# Problem
Please convert the lines from the start of the records through the line containing "- bar: [500, 216, 540, 348]" into a JSON list of strings, one string per line, skipping any blank lines.

— BEGIN Input for this task —

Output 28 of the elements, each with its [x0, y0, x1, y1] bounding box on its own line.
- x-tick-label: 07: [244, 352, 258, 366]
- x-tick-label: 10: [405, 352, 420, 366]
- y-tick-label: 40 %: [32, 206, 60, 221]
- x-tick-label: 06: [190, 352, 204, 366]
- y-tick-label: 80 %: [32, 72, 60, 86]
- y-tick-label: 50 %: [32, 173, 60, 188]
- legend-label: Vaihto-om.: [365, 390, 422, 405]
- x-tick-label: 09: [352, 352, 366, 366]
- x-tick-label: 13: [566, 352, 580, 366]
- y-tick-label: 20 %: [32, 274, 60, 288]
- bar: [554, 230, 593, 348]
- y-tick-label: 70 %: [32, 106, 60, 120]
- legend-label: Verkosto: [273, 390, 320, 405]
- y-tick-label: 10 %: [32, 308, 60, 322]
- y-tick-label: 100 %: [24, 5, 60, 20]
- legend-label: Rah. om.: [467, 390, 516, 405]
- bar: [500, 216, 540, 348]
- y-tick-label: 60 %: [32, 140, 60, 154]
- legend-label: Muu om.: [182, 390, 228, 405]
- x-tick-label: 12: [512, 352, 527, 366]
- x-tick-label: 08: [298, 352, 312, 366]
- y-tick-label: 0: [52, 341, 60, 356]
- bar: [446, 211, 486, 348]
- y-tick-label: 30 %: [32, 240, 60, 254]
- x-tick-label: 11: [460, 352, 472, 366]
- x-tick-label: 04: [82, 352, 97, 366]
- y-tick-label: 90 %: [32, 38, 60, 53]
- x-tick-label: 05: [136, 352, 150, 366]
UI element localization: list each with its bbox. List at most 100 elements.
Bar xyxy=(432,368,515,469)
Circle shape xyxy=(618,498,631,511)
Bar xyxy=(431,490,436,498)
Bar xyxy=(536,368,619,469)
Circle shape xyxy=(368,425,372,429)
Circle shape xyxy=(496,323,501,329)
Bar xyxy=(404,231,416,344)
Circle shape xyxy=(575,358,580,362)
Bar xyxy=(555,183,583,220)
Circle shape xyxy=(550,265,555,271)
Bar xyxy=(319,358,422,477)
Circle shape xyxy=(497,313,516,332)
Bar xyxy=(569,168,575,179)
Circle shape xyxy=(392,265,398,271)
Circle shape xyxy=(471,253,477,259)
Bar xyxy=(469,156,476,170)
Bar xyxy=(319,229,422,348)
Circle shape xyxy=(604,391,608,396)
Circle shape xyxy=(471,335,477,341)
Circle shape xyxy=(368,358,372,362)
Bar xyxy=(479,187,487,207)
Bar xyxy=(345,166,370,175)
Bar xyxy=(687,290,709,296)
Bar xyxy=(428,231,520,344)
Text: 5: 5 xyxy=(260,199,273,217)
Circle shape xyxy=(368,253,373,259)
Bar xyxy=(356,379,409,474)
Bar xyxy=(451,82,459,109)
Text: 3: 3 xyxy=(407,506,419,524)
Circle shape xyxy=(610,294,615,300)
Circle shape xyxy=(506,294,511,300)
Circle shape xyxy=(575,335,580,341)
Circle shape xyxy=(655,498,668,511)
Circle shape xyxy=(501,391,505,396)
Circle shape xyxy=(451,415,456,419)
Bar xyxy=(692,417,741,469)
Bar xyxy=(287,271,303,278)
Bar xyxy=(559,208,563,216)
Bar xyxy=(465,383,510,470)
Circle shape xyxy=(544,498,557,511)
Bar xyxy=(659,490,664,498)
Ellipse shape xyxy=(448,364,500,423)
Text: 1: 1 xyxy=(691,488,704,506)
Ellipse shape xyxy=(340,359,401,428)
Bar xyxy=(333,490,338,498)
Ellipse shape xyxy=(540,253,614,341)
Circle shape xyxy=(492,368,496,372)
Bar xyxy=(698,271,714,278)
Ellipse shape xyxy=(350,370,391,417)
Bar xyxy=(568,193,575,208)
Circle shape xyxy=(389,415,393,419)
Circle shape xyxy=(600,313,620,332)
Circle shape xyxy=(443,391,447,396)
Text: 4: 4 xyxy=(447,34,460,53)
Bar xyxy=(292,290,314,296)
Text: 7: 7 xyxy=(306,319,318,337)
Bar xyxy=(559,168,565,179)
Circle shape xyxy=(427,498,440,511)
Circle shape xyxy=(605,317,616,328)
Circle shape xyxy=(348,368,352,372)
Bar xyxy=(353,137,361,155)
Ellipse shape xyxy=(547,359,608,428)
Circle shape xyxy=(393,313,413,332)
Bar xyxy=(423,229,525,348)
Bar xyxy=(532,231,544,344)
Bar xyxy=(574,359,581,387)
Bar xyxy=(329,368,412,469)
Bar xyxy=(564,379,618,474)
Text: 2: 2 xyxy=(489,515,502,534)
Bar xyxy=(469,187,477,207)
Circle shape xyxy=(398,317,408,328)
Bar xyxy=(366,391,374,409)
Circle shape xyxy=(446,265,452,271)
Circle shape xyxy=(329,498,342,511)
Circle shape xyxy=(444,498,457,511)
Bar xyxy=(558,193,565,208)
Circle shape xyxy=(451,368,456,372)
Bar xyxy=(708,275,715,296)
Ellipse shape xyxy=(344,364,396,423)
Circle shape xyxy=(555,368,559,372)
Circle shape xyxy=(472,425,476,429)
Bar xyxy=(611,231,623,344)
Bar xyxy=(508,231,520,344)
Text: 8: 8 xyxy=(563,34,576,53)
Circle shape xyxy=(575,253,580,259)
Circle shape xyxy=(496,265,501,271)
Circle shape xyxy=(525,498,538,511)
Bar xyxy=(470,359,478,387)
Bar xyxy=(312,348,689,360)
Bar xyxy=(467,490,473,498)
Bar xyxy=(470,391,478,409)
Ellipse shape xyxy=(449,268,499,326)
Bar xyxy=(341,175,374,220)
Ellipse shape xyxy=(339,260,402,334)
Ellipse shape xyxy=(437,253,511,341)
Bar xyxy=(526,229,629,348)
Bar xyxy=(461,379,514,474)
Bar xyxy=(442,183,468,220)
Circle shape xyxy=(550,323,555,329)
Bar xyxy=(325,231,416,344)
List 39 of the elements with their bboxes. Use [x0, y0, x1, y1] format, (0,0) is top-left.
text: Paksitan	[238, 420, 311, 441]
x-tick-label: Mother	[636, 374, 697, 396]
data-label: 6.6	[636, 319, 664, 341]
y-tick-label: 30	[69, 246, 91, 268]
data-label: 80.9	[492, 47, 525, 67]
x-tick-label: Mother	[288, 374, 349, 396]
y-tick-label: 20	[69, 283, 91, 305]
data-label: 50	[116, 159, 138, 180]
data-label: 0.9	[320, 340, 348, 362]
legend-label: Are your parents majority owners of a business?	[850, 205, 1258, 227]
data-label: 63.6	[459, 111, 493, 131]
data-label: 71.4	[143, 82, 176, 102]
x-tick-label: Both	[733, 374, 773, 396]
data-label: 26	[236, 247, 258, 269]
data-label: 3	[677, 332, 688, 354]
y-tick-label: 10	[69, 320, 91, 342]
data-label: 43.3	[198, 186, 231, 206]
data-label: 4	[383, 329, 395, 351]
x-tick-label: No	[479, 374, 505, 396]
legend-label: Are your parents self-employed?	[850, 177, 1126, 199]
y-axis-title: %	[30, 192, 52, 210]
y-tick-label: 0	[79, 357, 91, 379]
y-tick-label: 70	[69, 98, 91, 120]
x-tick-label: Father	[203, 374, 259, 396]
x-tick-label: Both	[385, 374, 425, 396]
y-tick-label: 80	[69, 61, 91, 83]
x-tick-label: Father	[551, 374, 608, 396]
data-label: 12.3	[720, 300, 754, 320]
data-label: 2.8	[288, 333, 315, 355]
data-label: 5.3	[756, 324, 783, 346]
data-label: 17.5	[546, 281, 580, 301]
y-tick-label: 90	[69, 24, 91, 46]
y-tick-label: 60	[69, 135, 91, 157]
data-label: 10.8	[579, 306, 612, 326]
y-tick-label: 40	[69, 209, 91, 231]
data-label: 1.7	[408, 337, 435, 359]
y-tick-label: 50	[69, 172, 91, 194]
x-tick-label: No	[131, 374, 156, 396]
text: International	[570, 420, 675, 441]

— END Input for this task —

# Problem solution
[
  "Output 28 of the elements, each with its [x0, y0, x1, y1] bounding box on its own line.",
  "- x-tick-label: 07: [244, 352, 258, 366]",
  "- x-tick-label: 10: [405, 352, 420, 366]",
  "- y-tick-label: 40 %: [32, 206, 60, 221]",
  "- x-tick-label: 06: [190, 352, 204, 366]",
  "- y-tick-label: 80 %: [32, 72, 60, 86]",
  "- y-tick-label: 50 %: [32, 173, 60, 188]",
  "- legend-label: Vaihto-om.: [365, 390, 422, 405]",
  "- x-tick-label: 09: [352, 352, 366, 366]",
  "- x-tick-label: 13: [566, 352, 580, 366]",
  "- y-tick-label: 20 %: [32, 274, 60, 288]",
  "- bar: [554, 230, 593, 348]",
  "- y-tick-label: 70 %: [32, 106, 60, 120]",
  "- legend-label: Verkosto: [273, 390, 320, 405]",
  "- y-tick-label: 10 %: [32, 308, 60, 322]",
  "- y-tick-label: 100 %: [24, 5, 60, 20]",
  "- legend-label: Rah. om.: [467, 390, 516, 405]",
  "- bar: [500, 216, 540, 348]"
]